-- start --

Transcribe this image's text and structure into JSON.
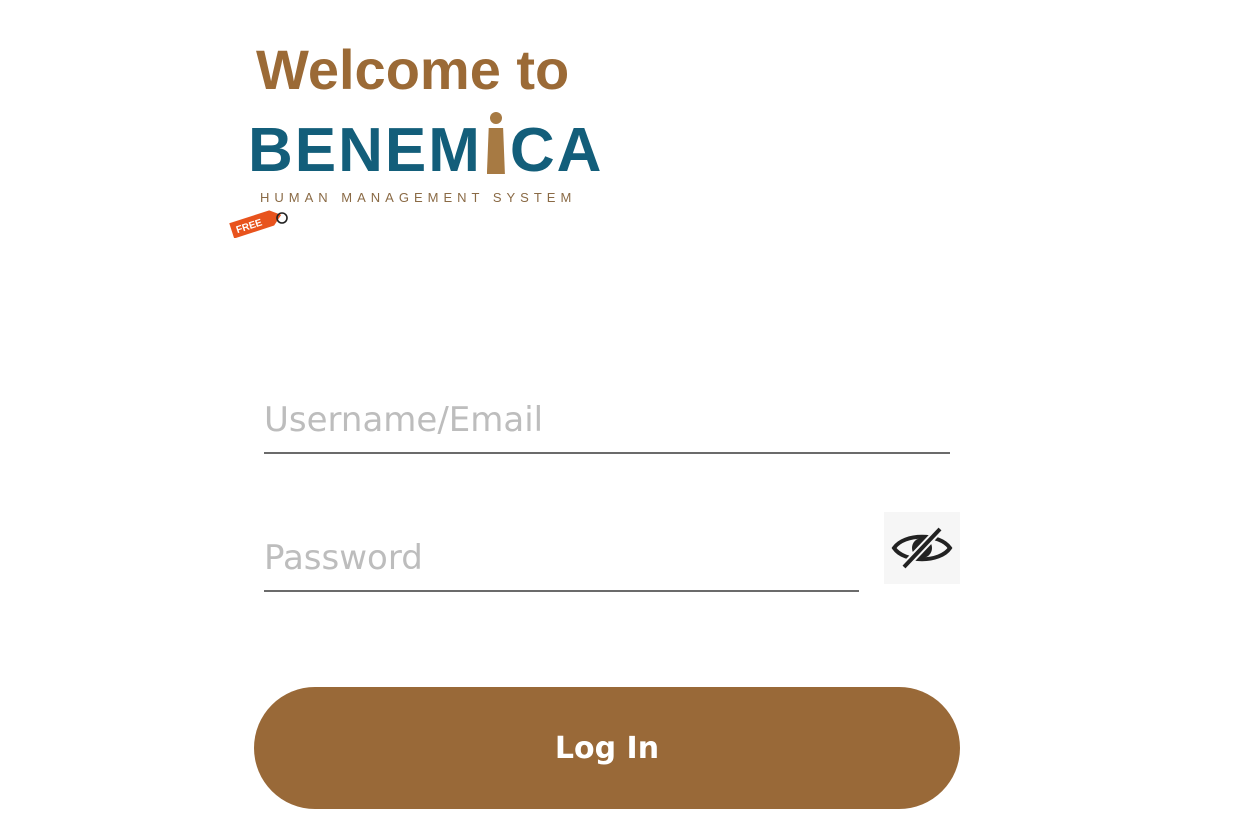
{
  "logo": {
    "welcome": "Welcome to",
    "brand_part1": "BENEM",
    "brand_part2": "CA",
    "tagline": "HUMAN MANAGEMENT SYSTEM",
    "free_tag": "FREE"
  },
  "form": {
    "username_placeholder": "Username/Email",
    "username_value": "",
    "password_placeholder": "Password",
    "password_value": "",
    "password_toggle_icon": "eye-slash-icon",
    "login_label": "Log In"
  },
  "colors": {
    "brand_brown": "#9b6a36",
    "brand_teal": "#135e7a",
    "button_bg": "#996938",
    "free_tag": "#e8531d"
  }
}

-- end --

Task goal
Transcribe all the lines above exactly, apart from the pictures.

Answer for the task
Transcribe this image's text and structure into JSON.
{
  "logo": {
    "welcome": "Welcome to",
    "brand_part1": "BENEM",
    "brand_part2": "CA",
    "tagline": "HUMAN MANAGEMENT SYSTEM",
    "free_tag": "FREE"
  },
  "form": {
    "username_placeholder": "Username/Email",
    "username_value": "",
    "password_placeholder": "Password",
    "password_value": "",
    "password_toggle_icon": "eye-slash-icon",
    "login_label": "Log In"
  },
  "colors": {
    "brand_brown": "#9b6a36",
    "brand_teal": "#135e7a",
    "button_bg": "#996938",
    "free_tag": "#e8531d"
  }
}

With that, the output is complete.